▶ Problem description
Print, please, the line that contains "What data populates" and each line after it to the end of the entries, unchanged and with nothing else.
── Data to use ──
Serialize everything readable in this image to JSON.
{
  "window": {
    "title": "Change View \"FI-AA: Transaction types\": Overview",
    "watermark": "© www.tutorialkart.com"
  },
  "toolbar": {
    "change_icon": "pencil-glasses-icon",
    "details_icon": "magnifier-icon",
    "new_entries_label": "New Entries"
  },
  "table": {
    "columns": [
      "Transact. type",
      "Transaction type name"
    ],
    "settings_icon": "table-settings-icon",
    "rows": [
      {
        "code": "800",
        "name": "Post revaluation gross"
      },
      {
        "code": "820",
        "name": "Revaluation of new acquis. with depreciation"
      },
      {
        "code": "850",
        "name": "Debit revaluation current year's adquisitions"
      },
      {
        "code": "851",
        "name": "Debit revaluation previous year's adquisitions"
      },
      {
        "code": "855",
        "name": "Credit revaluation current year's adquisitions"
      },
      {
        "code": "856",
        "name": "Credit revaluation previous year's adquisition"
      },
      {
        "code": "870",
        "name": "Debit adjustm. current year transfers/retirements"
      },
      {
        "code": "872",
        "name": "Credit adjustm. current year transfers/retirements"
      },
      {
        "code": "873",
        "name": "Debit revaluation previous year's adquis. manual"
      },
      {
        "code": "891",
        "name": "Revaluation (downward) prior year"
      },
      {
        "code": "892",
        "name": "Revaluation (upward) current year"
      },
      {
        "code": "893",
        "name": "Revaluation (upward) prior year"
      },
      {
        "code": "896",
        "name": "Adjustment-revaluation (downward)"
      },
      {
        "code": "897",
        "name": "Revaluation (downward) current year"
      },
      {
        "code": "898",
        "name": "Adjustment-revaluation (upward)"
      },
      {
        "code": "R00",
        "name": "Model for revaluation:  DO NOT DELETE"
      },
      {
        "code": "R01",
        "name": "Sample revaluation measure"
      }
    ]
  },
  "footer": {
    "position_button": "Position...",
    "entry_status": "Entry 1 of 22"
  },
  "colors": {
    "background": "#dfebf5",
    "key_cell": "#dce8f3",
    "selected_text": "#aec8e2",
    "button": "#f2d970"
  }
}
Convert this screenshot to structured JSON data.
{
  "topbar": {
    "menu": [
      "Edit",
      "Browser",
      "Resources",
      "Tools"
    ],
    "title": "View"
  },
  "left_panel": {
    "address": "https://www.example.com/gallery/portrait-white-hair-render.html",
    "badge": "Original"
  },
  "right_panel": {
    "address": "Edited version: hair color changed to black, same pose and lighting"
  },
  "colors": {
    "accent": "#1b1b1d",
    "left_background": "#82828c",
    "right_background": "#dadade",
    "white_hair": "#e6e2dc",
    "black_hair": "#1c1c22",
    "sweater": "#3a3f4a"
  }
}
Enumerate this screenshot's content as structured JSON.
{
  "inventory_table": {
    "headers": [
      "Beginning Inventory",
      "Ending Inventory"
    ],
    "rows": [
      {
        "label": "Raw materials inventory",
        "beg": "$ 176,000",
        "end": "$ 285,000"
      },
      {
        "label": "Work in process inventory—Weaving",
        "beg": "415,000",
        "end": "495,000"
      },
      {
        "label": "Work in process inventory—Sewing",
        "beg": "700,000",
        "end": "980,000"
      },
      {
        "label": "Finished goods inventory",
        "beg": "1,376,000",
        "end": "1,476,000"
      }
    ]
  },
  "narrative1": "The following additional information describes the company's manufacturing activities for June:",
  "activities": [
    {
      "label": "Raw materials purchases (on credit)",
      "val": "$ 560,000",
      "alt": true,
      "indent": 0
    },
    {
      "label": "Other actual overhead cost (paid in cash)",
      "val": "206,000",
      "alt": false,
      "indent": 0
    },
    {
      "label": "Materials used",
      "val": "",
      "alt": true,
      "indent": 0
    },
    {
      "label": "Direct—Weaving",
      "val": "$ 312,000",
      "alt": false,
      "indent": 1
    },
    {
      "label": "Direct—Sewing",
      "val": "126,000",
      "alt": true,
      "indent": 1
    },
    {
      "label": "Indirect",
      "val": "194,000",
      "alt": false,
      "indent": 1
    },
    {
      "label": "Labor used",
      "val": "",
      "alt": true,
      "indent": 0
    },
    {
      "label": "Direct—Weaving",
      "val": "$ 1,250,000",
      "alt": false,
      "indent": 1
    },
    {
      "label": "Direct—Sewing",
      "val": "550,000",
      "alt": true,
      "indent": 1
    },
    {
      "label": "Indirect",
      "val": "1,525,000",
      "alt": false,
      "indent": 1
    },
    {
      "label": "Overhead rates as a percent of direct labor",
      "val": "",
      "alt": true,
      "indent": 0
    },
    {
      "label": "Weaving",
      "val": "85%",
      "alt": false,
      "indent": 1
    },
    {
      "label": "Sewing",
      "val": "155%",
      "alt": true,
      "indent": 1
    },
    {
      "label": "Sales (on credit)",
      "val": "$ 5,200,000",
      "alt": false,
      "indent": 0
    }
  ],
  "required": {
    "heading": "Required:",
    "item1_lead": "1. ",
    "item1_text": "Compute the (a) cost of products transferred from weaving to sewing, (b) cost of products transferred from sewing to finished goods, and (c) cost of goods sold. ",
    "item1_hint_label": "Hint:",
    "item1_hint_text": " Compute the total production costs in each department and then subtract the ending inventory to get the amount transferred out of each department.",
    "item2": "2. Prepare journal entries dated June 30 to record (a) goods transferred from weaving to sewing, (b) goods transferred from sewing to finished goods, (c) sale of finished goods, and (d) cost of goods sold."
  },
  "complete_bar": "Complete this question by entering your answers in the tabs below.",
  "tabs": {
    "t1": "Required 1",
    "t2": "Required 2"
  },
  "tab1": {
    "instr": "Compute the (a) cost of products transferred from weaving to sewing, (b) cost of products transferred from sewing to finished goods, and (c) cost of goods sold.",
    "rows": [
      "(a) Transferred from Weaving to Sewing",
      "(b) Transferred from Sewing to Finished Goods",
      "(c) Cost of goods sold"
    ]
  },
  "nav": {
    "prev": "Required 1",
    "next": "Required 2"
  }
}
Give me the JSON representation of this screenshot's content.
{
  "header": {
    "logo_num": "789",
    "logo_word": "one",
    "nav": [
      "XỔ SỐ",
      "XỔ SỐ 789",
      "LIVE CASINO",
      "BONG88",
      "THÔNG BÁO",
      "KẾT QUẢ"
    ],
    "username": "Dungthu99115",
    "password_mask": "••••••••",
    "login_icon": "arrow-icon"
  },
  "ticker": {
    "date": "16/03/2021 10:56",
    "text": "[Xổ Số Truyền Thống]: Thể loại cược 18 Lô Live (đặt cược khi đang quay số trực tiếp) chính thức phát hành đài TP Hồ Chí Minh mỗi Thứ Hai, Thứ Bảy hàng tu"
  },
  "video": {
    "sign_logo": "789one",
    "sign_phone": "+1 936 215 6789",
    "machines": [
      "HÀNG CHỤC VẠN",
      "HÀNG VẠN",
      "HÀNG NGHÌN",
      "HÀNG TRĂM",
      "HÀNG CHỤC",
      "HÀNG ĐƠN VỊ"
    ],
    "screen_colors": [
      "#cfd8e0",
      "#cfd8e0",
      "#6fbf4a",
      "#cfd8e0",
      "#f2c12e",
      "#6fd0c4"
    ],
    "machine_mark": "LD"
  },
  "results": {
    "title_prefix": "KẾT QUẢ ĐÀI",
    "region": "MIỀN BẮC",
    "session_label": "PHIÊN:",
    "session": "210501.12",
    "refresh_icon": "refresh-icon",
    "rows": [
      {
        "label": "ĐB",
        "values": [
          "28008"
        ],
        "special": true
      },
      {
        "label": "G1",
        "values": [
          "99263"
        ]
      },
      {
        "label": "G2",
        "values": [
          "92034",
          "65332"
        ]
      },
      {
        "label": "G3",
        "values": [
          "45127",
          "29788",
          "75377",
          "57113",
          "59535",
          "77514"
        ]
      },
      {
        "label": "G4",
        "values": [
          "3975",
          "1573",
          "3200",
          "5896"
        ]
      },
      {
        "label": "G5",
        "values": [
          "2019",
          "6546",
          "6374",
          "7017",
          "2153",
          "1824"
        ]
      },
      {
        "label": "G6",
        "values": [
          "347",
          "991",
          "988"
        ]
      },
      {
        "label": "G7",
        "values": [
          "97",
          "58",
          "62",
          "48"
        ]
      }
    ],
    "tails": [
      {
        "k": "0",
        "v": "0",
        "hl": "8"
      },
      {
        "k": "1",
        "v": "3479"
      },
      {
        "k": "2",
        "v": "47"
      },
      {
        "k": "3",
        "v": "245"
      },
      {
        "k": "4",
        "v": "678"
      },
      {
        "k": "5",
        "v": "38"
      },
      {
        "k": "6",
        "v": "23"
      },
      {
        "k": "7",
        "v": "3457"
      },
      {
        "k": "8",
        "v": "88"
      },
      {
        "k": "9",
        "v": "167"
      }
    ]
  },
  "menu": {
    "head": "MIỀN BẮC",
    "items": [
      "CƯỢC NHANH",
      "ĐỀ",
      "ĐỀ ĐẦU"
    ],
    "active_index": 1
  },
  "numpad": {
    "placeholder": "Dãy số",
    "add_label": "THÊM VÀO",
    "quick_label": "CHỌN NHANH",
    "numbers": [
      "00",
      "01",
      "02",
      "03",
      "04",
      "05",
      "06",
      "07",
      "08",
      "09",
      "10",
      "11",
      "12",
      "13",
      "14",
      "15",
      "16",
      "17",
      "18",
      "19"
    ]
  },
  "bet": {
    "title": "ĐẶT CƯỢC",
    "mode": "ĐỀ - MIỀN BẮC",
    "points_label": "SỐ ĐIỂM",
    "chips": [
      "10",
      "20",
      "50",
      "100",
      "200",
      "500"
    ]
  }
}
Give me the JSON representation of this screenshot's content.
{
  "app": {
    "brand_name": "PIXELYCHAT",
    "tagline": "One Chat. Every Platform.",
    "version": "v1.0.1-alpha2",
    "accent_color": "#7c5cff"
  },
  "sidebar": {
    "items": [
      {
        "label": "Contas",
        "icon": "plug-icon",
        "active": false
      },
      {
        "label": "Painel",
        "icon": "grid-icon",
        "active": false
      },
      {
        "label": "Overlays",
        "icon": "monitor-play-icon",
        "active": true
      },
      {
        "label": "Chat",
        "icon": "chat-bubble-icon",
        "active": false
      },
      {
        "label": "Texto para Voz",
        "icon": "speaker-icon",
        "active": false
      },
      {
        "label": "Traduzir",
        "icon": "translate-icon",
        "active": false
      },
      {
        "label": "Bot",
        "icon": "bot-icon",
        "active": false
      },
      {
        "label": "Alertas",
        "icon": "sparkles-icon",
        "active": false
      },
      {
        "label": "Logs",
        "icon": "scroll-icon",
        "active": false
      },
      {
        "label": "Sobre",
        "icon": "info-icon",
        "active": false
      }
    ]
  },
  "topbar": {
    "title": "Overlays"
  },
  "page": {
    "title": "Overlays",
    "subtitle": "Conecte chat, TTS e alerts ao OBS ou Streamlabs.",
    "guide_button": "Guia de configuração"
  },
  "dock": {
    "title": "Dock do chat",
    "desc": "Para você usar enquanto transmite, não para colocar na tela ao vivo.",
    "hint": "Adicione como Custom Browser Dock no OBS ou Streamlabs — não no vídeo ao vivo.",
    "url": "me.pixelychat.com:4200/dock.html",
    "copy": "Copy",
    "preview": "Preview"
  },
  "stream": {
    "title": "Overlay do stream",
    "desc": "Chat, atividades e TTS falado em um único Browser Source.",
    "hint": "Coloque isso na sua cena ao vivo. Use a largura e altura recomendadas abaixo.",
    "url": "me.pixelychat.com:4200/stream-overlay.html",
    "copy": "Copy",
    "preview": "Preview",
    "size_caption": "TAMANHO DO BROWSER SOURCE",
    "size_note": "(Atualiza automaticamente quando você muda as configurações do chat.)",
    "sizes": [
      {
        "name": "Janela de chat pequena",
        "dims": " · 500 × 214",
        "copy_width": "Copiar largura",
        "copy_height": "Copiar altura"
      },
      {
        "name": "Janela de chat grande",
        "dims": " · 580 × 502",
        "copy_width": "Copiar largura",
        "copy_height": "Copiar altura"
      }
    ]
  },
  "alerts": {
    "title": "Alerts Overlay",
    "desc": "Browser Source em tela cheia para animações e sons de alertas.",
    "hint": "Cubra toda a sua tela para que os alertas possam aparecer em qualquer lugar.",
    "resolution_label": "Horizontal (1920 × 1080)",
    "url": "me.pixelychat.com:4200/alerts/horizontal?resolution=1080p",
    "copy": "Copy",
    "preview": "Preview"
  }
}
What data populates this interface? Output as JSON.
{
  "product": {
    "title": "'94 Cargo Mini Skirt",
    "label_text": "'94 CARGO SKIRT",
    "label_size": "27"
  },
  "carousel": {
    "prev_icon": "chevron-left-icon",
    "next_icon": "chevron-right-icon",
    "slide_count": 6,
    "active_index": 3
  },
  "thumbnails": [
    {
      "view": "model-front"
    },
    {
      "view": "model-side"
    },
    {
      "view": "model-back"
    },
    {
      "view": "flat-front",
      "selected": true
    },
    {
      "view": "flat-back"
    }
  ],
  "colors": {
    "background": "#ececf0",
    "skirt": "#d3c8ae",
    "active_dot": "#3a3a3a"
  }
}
───
▶ Output of the exercise
What data populates this interface? Output as JSON.
{
  "product": {
    "title": "'94 Cargo Mini Skirt",
    "label_text": "'94 CARGO SKIRT",
    "label_size": "27"
  },
  "carousel": {
    "prev_icon": "chevron-left-icon",
    "next_icon": "chevron-right-icon",
    "slide_count": 6,
    "active_index": 3
  },
  "thumbnails": [
    {
      "view": "model-front"
    },
    {
      "view": "model-side"
    },
    {
      "view": "model-back"
    },
    {
      "view": "flat-front",
      "selected": true
    },
    {
      "view": "flat-back"
    }
  ],
  "colors": {
    "background": "#ececf0",
    "skirt": "#d3c8ae",
    "active_dot": "#3a3a3a"
  }
}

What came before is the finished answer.